[BEGIN]

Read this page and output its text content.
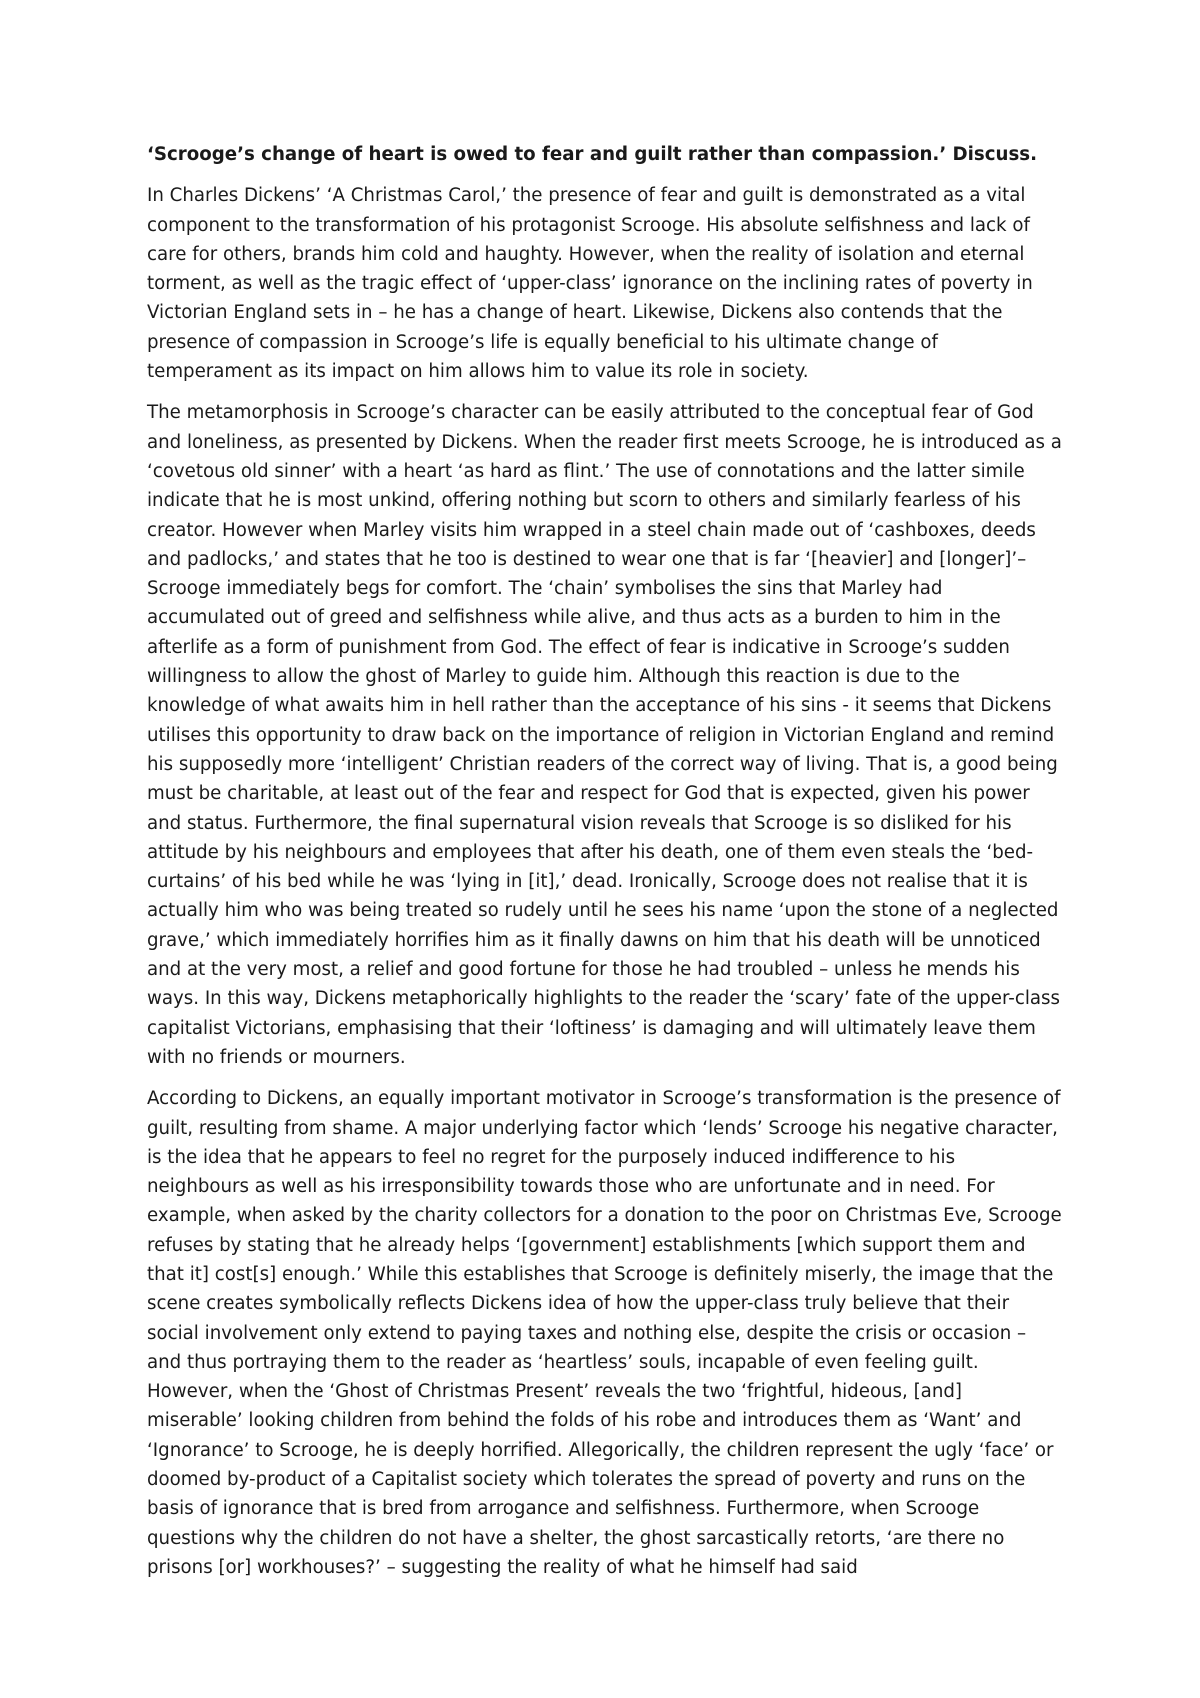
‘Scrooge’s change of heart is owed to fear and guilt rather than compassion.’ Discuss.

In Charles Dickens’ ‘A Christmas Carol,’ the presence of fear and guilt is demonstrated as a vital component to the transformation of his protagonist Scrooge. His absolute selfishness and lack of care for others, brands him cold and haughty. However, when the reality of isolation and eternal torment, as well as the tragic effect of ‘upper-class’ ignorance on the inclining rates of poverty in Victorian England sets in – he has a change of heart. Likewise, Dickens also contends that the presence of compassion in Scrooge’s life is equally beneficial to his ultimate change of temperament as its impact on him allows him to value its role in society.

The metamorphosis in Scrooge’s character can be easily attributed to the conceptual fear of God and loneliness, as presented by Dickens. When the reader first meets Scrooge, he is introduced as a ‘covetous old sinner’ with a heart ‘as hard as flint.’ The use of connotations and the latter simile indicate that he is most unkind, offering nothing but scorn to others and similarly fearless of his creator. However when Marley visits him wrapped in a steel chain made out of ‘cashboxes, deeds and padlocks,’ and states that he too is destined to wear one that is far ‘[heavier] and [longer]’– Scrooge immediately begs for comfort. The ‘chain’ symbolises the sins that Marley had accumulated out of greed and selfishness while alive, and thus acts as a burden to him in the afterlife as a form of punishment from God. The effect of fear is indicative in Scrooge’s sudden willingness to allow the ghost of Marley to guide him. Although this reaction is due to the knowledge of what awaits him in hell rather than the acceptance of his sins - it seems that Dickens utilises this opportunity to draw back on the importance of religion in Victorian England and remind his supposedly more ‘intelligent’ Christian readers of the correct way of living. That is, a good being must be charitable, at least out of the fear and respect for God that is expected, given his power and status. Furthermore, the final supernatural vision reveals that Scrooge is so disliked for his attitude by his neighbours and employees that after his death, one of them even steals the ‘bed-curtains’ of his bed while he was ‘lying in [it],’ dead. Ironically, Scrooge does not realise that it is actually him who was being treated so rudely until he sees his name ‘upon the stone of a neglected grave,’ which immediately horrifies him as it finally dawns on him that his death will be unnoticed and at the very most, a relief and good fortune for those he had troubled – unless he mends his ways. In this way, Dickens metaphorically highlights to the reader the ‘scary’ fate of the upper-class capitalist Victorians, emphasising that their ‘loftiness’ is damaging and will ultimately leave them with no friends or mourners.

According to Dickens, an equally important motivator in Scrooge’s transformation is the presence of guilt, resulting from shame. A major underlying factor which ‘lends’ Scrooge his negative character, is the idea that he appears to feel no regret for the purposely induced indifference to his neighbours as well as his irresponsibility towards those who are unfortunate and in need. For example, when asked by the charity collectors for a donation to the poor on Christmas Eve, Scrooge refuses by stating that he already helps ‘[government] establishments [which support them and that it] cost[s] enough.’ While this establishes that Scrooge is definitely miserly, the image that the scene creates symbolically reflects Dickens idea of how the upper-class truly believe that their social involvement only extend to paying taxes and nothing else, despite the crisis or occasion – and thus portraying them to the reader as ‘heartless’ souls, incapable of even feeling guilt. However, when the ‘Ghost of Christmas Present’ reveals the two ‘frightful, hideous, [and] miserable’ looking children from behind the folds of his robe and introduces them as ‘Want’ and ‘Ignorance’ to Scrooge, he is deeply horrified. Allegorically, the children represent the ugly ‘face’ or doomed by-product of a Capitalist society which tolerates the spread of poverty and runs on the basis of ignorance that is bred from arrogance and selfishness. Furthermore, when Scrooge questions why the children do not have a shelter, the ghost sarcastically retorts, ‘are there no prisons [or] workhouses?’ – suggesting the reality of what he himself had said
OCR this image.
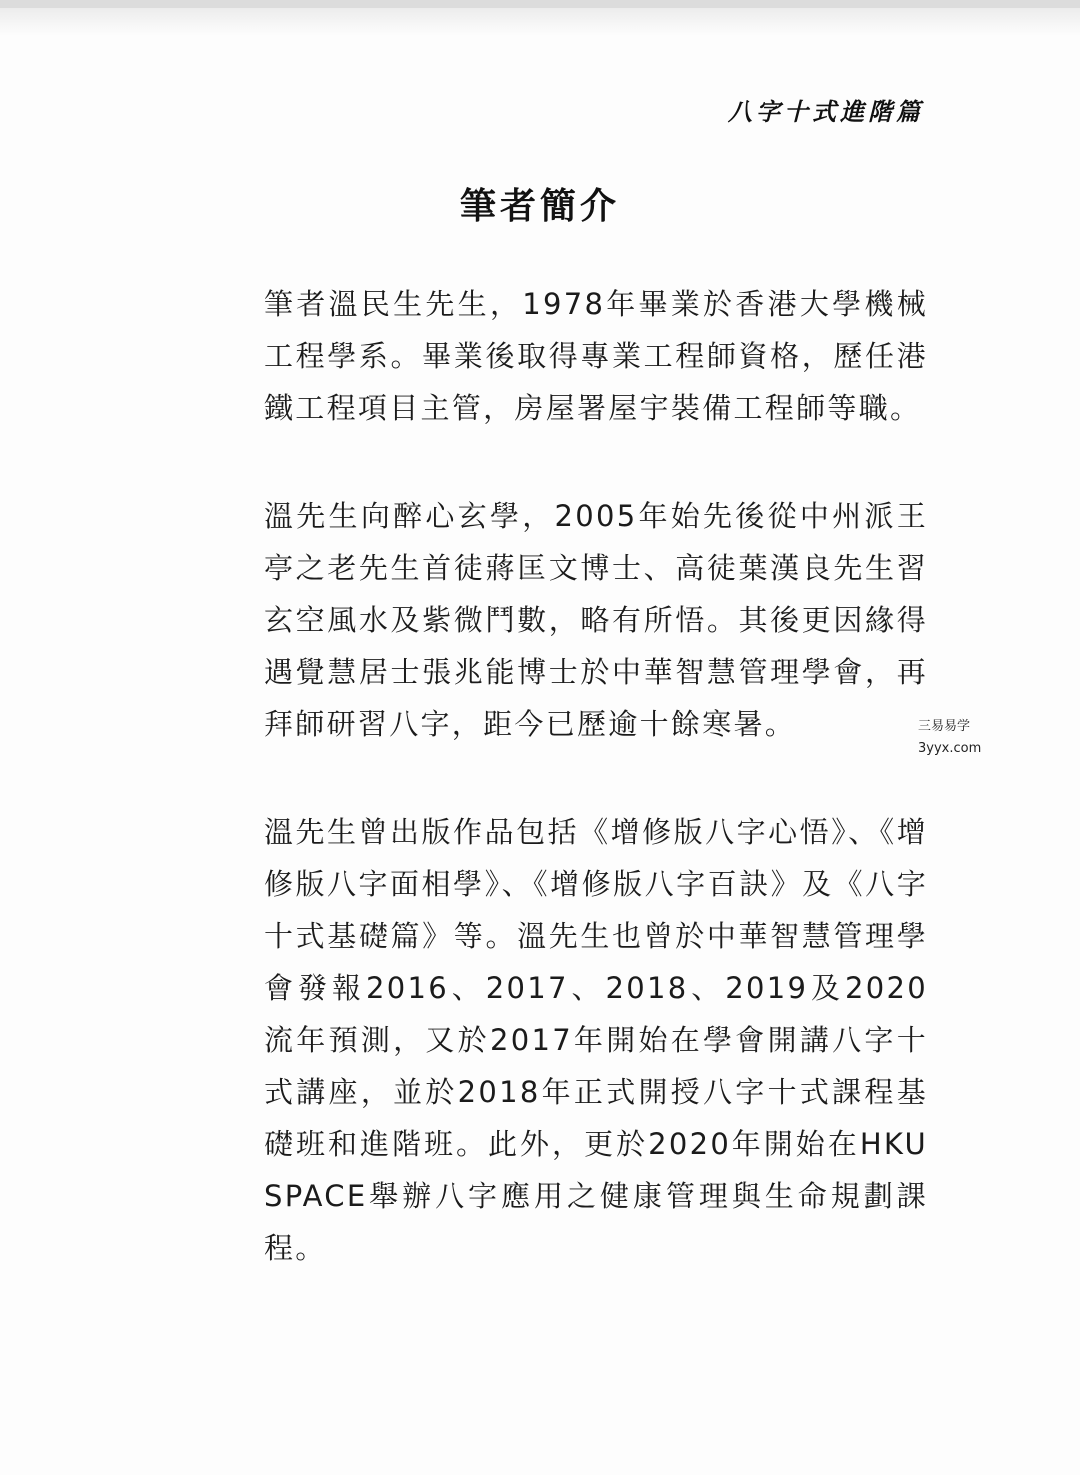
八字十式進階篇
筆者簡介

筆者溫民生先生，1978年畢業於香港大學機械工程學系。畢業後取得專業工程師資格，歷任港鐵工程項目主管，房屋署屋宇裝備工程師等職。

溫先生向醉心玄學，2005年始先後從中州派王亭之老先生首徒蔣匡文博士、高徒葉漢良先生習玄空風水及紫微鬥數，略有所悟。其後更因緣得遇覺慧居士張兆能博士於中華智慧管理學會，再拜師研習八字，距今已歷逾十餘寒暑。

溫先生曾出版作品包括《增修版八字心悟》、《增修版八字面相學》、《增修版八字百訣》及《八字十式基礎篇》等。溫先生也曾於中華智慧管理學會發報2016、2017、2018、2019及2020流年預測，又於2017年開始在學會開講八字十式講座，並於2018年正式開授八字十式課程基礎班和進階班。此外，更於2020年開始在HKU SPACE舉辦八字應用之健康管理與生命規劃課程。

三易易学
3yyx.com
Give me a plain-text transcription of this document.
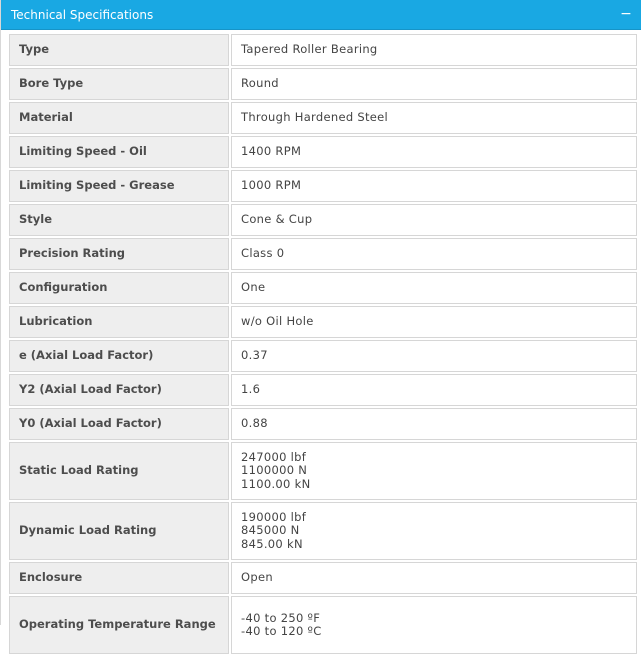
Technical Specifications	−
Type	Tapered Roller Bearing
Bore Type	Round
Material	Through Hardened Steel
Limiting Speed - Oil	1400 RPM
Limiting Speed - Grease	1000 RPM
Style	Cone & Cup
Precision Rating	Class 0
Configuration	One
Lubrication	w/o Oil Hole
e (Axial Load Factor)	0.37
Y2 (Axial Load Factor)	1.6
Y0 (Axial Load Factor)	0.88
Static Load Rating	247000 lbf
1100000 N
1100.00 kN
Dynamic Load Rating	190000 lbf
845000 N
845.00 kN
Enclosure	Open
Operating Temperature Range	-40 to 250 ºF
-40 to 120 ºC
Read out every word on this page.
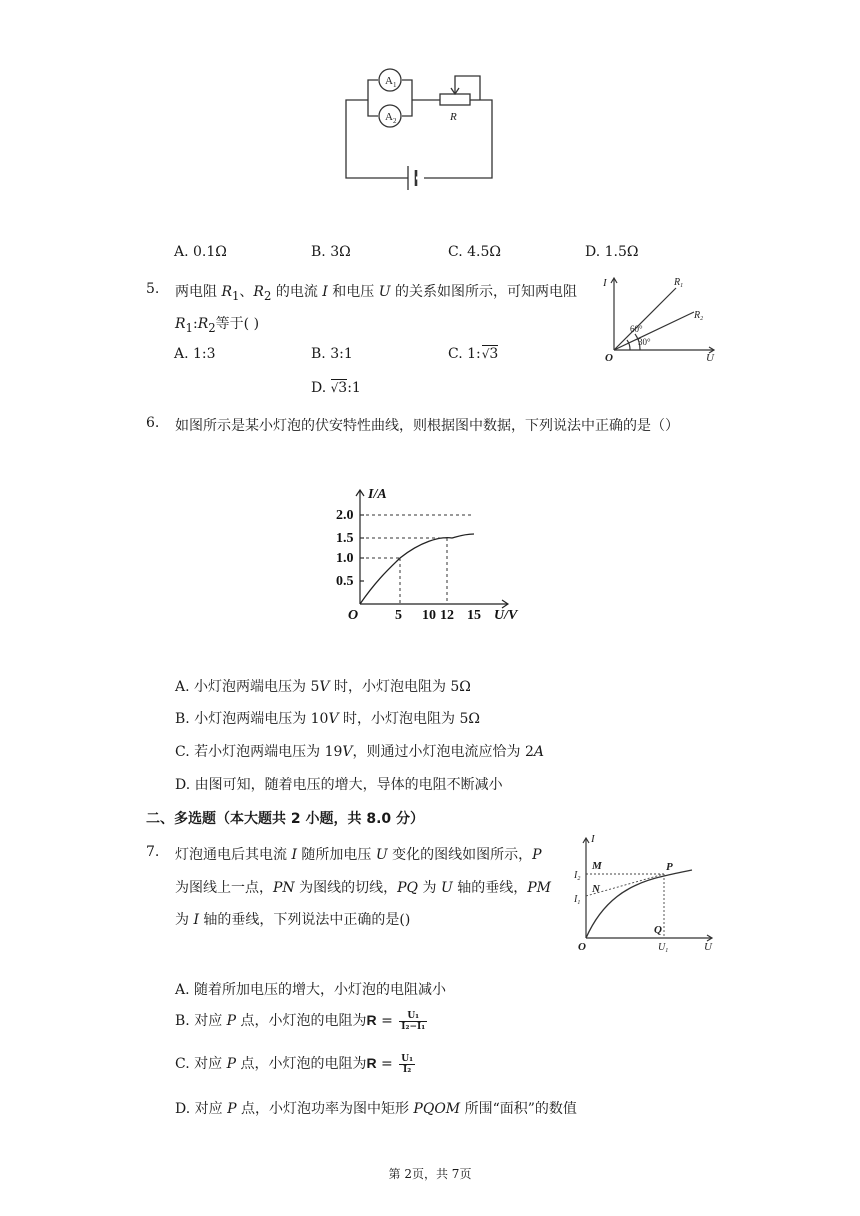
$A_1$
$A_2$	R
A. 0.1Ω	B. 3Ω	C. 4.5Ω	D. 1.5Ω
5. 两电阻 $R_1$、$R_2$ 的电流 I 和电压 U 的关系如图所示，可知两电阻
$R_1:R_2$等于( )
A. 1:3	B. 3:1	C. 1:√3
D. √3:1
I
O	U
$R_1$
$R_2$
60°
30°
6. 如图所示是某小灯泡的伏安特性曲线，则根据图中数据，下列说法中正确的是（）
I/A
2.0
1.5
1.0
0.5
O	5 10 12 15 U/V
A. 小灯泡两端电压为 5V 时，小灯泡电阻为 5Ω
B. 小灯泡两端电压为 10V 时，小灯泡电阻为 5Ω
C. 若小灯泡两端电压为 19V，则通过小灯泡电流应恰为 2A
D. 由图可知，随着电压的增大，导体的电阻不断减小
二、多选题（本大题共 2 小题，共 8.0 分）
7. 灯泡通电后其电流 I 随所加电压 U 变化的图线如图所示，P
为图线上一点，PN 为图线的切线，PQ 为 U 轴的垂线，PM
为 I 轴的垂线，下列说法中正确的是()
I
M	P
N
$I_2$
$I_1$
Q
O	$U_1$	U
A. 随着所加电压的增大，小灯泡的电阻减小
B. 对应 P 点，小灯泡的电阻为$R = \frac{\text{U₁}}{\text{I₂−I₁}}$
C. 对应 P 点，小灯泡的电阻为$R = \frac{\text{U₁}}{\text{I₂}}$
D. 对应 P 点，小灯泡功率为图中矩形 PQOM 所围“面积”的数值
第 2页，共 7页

[END]

**Direction:**
Reproduce the material in full, word for word, and omit the pictures.

**Full output:**
Read this page and output its text content.
‘Scrooge’s change of heart is owed to fear and guilt rather than compassion.’ Discuss.

In Charles Dickens’ ‘A Christmas Carol,’ the presence of fear and guilt is demonstrated as a vital component to the transformation of his protagonist Scrooge. His absolute selfishness and lack of care for others, brands him cold and haughty. However, when the reality of isolation and eternal torment, as well as the tragic effect of ‘upper-class’ ignorance on the inclining rates of poverty in Victorian England sets in – he has a change of heart. Likewise, Dickens also contends that the presence of compassion in Scrooge’s life is equally beneficial to his ultimate change of temperament as its impact on him allows him to value its role in society.

The metamorphosis in Scrooge’s character can be easily attributed to the conceptual fear of God and loneliness, as presented by Dickens. When the reader first meets Scrooge, he is introduced as a ‘covetous old sinner’ with a heart ‘as hard as flint.’ The use of connotations and the latter simile indicate that he is most unkind, offering nothing but scorn to others and similarly fearless of his creator. However when Marley visits him wrapped in a steel chain made out of ‘cashboxes, deeds and padlocks,’ and states that he too is destined to wear one that is far ‘[heavier] and [longer]’– Scrooge immediately begs for comfort. The ‘chain’ symbolises the sins that Marley had accumulated out of greed and selfishness while alive, and thus acts as a burden to him in the afterlife as a form of punishment from God. The effect of fear is indicative in Scrooge’s sudden willingness to allow the ghost of Marley to guide him. Although this reaction is due to the knowledge of what awaits him in hell rather than the acceptance of his sins - it seems that Dickens utilises this opportunity to draw back on the importance of religion in Victorian England and remind his supposedly more ‘intelligent’ Christian readers of the correct way of living. That is, a good being must be charitable, at least out of the fear and respect for God that is expected, given his power and status. Furthermore, the final supernatural vision reveals that Scrooge is so disliked for his attitude by his neighbours and employees that after his death, one of them even steals the ‘bed-curtains’ of his bed while he was ‘lying in [it],’ dead. Ironically, Scrooge does not realise that it is actually him who was being treated so rudely until he sees his name ‘upon the stone of a neglected grave,’ which immediately horrifies him as it finally dawns on him that his death will be unnoticed and at the very most, a relief and good fortune for those he had troubled – unless he mends his ways. In this way, Dickens metaphorically highlights to the reader the ‘scary’ fate of the upper-class capitalist Victorians, emphasising that their ‘loftiness’ is damaging and will ultimately leave them with no friends or mourners.

According to Dickens, an equally important motivator in Scrooge’s transformation is the presence of guilt, resulting from shame. A major underlying factor which ‘lends’ Scrooge his negative character, is the idea that he appears to feel no regret for the purposely induced indifference to his neighbours as well as his irresponsibility towards those who are unfortunate and in need. For example, when asked by the charity collectors for a donation to the poor on Christmas Eve, Scrooge refuses by stating that he already helps ‘[government] establishments [which support them and that it] cost[s] enough.’ While this establishes that Scrooge is definitely miserly, the image that the scene creates symbolically reflects Dickens idea of how the upper-class truly believe that their social involvement only extend to paying taxes and nothing else, despite the crisis or occasion – and thus portraying them to the reader as ‘heartless’ souls, incapable of even feeling guilt. However, when the ‘Ghost of Christmas Present’ reveals the two ‘frightful, hideous, [and] miserable’ looking children from behind the folds of his robe and introduces them as ‘Want’ and ‘Ignorance’ to Scrooge, he is deeply horrified. Allegorically, the children represent the ugly ‘face’ or doomed by-product of a Capitalist society which tolerates the spread of poverty and runs on the basis of ignorance that is bred from arrogance and selfishness. Furthermore, when Scrooge questions why the children do not have a shelter, the ghost sarcastically retorts, ‘are there no prisons [or] workhouses?’ – suggesting the reality of what he himself had said
OCR this image.
八字十式進階篇
筆者簡介

筆者溫民生先生，1978年畢業於香港大學機械工程學系。畢業後取得專業工程師資格，歷任港鐵工程項目主管，房屋署屋宇裝備工程師等職。

溫先生向醉心玄學，2005年始先後從中州派王亭之老先生首徒蔣匡文博士、高徒葉漢良先生習玄空風水及紫微鬥數，略有所悟。其後更因緣得遇覺慧居士張兆能博士於中華智慧管理學會，再拜師研習八字，距今已歷逾十餘寒暑。

溫先生曾出版作品包括《增修版八字心悟》、《增修版八字面相學》、《增修版八字百訣》及《八字十式基礎篇》等。溫先生也曾於中華智慧管理學會發報2016、2017、2018、2019及2020流年預測，又於2017年開始在學會開講八字十式講座，並於2018年正式開授八字十式課程基礎班和進階班。此外，更於2020年開始在HKU SPACE舉辦八字應用之健康管理與生命規劃課程。

三易易学
3yyx.com
Give me a plain-text transcription of this document.
Technical Specifications	−
Type	Tapered Roller Bearing
Bore Type	Round
Material	Through Hardened Steel
Limiting Speed - Oil	1400 RPM
Limiting Speed - Grease	1000 RPM
Style	Cone & Cup
Precision Rating	Class 0
Configuration	One
Lubrication	w/o Oil Hole
e (Axial Load Factor)	0.37
Y2 (Axial Load Factor)	1.6
Y0 (Axial Load Factor)	0.88
Static Load Rating	247000 lbf
1100000 N
1100.00 kN
Dynamic Load Rating	190000 lbf
845000 N
845.00 kN
Enclosure	Open
Operating Temperature Range	-40 to 250 ºF
-40 to 120 ºC
Read out every word on this page.
$A_1$
$A_2$	R
A. 0.1Ω	B. 3Ω	C. 4.5Ω	D. 1.5Ω
5. 两电阻 $R_1$、$R_2$ 的电流 I 和电压 U 的关系如图所示，可知两电阻
$R_1:R_2$等于( )
A. 1:3	B. 3:1	C. 1:√3
D. √3:1
I
O	U
$R_1$
$R_2$
60°
30°
6. 如图所示是某小灯泡的伏安特性曲线，则根据图中数据，下列说法中正确的是（）
I/A
2.0
1.5
1.0
0.5
O	5 10 12 15 U/V
A. 小灯泡两端电压为 5V 时，小灯泡电阻为 5Ω
B. 小灯泡两端电压为 10V 时，小灯泡电阻为 5Ω
C. 若小灯泡两端电压为 19V，则通过小灯泡电流应恰为 2A
D. 由图可知，随着电压的增大，导体的电阻不断减小
二、多选题（本大题共 2 小题，共 8.0 分）
7. 灯泡通电后其电流 I 随所加电压 U 变化的图线如图所示，P
为图线上一点，PN 为图线的切线，PQ 为 U 轴的垂线，PM
为 I 轴的垂线，下列说法中正确的是()
I
M	P
N
$I_2$
$I_1$
Q
O	$U_1$	U
A. 随着所加电压的增大，小灯泡的电阻减小
B. 对应 P 点，小灯泡的电阻为$R = \frac{\text{U₁}}{\text{I₂−I₁}}$
C. 对应 P 点，小灯泡的电阻为$R = \frac{\text{U₁}}{\text{I₂}}$
D. 对应 P 点，小灯泡功率为图中矩形 PQOM 所围“面积”的数值
第 2页，共 7页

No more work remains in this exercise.